- _Problem_: Write out the whole listing exactly as it stands.

*** Data to process ***

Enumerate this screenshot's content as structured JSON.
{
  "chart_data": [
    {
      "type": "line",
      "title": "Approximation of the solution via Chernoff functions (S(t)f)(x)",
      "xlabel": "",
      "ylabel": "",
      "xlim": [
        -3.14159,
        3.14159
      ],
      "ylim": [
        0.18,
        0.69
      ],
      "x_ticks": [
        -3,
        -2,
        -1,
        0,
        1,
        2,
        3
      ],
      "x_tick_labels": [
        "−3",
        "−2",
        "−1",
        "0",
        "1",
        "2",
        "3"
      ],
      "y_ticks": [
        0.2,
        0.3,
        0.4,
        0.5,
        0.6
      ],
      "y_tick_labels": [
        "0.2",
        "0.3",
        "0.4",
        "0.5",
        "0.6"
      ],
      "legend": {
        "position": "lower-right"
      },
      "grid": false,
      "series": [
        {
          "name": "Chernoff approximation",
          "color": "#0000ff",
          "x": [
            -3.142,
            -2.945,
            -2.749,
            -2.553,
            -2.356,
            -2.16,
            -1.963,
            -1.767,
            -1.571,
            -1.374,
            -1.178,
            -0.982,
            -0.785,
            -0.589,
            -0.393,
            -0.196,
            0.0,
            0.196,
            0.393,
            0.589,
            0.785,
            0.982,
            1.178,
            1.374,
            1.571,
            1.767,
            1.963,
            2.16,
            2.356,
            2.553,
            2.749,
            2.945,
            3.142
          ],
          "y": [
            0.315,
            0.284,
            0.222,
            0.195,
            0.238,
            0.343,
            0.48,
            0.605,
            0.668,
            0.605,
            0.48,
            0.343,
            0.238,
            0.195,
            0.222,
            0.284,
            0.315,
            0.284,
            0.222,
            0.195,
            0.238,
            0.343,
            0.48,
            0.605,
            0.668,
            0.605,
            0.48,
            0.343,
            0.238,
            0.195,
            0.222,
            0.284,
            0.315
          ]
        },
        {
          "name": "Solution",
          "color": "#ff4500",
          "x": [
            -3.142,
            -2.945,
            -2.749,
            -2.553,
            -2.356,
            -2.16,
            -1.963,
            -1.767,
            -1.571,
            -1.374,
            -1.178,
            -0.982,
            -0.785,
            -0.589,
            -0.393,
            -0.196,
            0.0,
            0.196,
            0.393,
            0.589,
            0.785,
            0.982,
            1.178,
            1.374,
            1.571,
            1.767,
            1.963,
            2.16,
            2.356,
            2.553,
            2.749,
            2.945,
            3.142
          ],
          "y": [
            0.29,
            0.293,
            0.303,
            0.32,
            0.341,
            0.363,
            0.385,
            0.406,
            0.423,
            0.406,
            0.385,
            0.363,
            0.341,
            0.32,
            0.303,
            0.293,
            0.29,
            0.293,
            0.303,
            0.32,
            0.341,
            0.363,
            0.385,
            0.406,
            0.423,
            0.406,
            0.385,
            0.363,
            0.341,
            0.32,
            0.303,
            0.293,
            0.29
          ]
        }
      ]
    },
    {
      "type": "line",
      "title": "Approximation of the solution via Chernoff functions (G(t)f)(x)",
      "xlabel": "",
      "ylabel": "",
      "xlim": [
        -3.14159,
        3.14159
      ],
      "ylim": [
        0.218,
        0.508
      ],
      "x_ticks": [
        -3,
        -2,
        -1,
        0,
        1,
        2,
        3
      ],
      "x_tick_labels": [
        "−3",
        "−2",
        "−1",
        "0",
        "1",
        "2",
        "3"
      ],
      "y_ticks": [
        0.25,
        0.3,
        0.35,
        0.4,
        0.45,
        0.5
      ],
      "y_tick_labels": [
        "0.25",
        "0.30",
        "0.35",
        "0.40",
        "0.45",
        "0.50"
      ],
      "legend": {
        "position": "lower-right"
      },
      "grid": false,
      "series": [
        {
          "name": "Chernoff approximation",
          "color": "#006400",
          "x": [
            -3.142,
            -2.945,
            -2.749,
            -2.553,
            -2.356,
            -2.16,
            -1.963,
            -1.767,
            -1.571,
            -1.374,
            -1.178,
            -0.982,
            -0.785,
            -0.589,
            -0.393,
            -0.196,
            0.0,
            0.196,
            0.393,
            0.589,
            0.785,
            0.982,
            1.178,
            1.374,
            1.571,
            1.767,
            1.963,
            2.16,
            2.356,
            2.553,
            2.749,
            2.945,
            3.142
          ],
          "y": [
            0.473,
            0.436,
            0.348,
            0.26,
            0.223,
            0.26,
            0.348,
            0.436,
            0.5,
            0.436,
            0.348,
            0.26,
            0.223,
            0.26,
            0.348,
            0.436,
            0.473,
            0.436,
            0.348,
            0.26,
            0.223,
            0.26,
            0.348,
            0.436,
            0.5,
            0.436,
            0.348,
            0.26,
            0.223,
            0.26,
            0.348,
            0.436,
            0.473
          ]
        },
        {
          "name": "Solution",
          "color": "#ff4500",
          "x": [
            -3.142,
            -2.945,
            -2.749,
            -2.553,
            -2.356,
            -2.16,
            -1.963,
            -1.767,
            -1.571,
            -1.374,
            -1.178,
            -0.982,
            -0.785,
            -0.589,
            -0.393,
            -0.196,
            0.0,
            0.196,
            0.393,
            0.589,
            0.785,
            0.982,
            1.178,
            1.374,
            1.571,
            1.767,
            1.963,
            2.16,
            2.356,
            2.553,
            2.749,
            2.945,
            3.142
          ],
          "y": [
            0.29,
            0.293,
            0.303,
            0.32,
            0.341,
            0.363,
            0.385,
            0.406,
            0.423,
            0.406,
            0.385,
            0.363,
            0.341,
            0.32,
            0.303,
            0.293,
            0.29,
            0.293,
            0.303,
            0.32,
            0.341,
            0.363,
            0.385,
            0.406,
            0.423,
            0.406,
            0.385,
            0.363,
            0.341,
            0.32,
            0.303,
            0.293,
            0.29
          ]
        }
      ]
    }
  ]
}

***

- _Response to the exercise_:
Enumerate this screenshot's content as structured JSON.
{
  "chart_data": [
    {
      "type": "line",
      "title": "Approximation of the solution via Chernoff functions (S(t)f)(x)",
      "xlabel": "",
      "ylabel": "",
      "xlim": [
        -3.14159,
        3.14159
      ],
      "ylim": [
        0.18,
        0.69
      ],
      "x_ticks": [
        -3,
        -2,
        -1,
        0,
        1,
        2,
        3
      ],
      "x_tick_labels": [
        "−3",
        "−2",
        "−1",
        "0",
        "1",
        "2",
        "3"
      ],
      "y_ticks": [
        0.2,
        0.3,
        0.4,
        0.5,
        0.6
      ],
      "y_tick_labels": [
        "0.2",
        "0.3",
        "0.4",
        "0.5",
        "0.6"
      ],
      "legend": {
        "position": "lower-right"
      },
      "grid": false,
      "series": [
        {
          "name": "Chernoff approximation",
          "color": "#0000ff",
          "x": [
            -3.142,
            -2.945,
            -2.749,
            -2.553,
            -2.356,
            -2.16,
            -1.963,
            -1.767,
            -1.571,
            -1.374,
            -1.178,
            -0.982,
            -0.785,
            -0.589,
            -0.393,
            -0.196,
            0.0,
            0.196,
            0.393,
            0.589,
            0.785,
            0.982,
            1.178,
            1.374,
            1.571,
            1.767,
            1.963,
            2.16,
            2.356,
            2.553,
            2.749,
            2.945,
            3.142
          ],
          "y": [
            0.315,
            0.284,
            0.222,
            0.195,
            0.238,
            0.343,
            0.48,
            0.605,
            0.668,
            0.605,
            0.48,
            0.343,
            0.238,
            0.195,
            0.222,
            0.284,
            0.315,
            0.284,
            0.222,
            0.195,
            0.238,
            0.343,
            0.48,
            0.605,
            0.668,
            0.605,
            0.48,
            0.343,
            0.238,
            0.195,
            0.222,
            0.284,
            0.315
          ]
        },
        {
          "name": "Solution",
          "color": "#ff4500",
          "x": [
            -3.142,
            -2.945,
            -2.749,
            -2.553,
            -2.356,
            -2.16,
            -1.963,
            -1.767,
            -1.571,
            -1.374,
            -1.178,
            -0.982,
            -0.785,
            -0.589,
            -0.393,
            -0.196,
            0.0,
            0.196,
            0.393,
            0.589,
            0.785,
            0.982,
            1.178,
            1.374,
            1.571,
            1.767,
            1.963,
            2.16,
            2.356,
            2.553,
            2.749,
            2.945,
            3.142
          ],
          "y": [
            0.29,
            0.293,
            0.303,
            0.32,
            0.341,
            0.363,
            0.385,
            0.406,
            0.423,
            0.406,
            0.385,
            0.363,
            0.341,
            0.32,
            0.303,
            0.293,
            0.29,
            0.293,
            0.303,
            0.32,
            0.341,
            0.363,
            0.385,
            0.406,
            0.423,
            0.406,
            0.385,
            0.363,
            0.341,
            0.32,
            0.303,
            0.293,
            0.29
          ]
        }
      ]
    },
    {
      "type": "line",
      "title": "Approximation of the solution via Chernoff functions (G(t)f)(x)",
      "xlabel": "",
      "ylabel": "",
      "xlim": [
        -3.14159,
        3.14159
      ],
      "ylim": [
        0.218,
        0.508
      ],
      "x_ticks": [
        -3,
        -2,
        -1,
        0,
        1,
        2,
        3
      ],
      "x_tick_labels": [
        "−3",
        "−2",
        "−1",
        "0",
        "1",
        "2",
        "3"
      ],
      "y_ticks": [
        0.25,
        0.3,
        0.35,
        0.4,
        0.45,
        0.5
      ],
      "y_tick_labels": [
        "0.25",
        "0.30",
        "0.35",
        "0.40",
        "0.45",
        "0.50"
      ],
      "legend": {
        "position": "lower-right"
      },
      "grid": false,
      "series": [
        {
          "name": "Chernoff approximation",
          "color": "#006400",
          "x": [
            -3.142,
            -2.945,
            -2.749,
            -2.553,
            -2.356,
            -2.16,
            -1.963,
            -1.767,
            -1.571,
            -1.374,
            -1.178,
            -0.982,
            -0.785,
            -0.589,
            -0.393,
            -0.196,
            0.0,
            0.196,
            0.393,
            0.589,
            0.785,
            0.982,
            1.178,
            1.374,
            1.571,
            1.767,
            1.963,
            2.16,
            2.356,
            2.553,
            2.749,
            2.945,
            3.142
          ],
          "y": [
            0.473,
            0.436,
            0.348,
            0.26,
            0.223,
            0.26,
            0.348,
            0.436,
            0.5,
            0.436,
            0.348,
            0.26,
            0.223,
            0.26,
            0.348,
            0.436,
            0.473,
            0.436,
            0.348,
            0.26,
            0.223,
            0.26,
            0.348,
            0.436,
            0.5,
            0.436,
            0.348,
            0.26,
            0.223,
            0.26,
            0.348,
            0.436,
            0.473
          ]
        },
        {
          "name": "Solution",
          "color": "#ff4500",
          "x": [
            -3.142,
            -2.945,
            -2.749,
            -2.553,
            -2.356,
            -2.16,
            -1.963,
            -1.767,
            -1.571,
            -1.374,
            -1.178,
            -0.982,
            -0.785,
            -0.589,
            -0.393,
            -0.196,
            0.0,
            0.196,
            0.393,
            0.589,
            0.785,
            0.982,
            1.178,
            1.374,
            1.571,
            1.767,
            1.963,
            2.16,
            2.356,
            2.553,
            2.749,
            2.945,
            3.142
          ],
          "y": [
            0.29,
            0.293,
            0.303,
            0.32,
            0.341,
            0.363,
            0.385,
            0.406,
            0.423,
            0.406,
            0.385,
            0.363,
            0.341,
            0.32,
            0.303,
            0.293,
            0.29,
            0.293,
            0.303,
            0.32,
            0.341,
            0.363,
            0.385,
            0.406,
            0.423,
            0.406,
            0.385,
            0.363,
            0.341,
            0.32,
            0.303,
            0.293,
            0.29
          ]
        }
      ]
    }
  ]
}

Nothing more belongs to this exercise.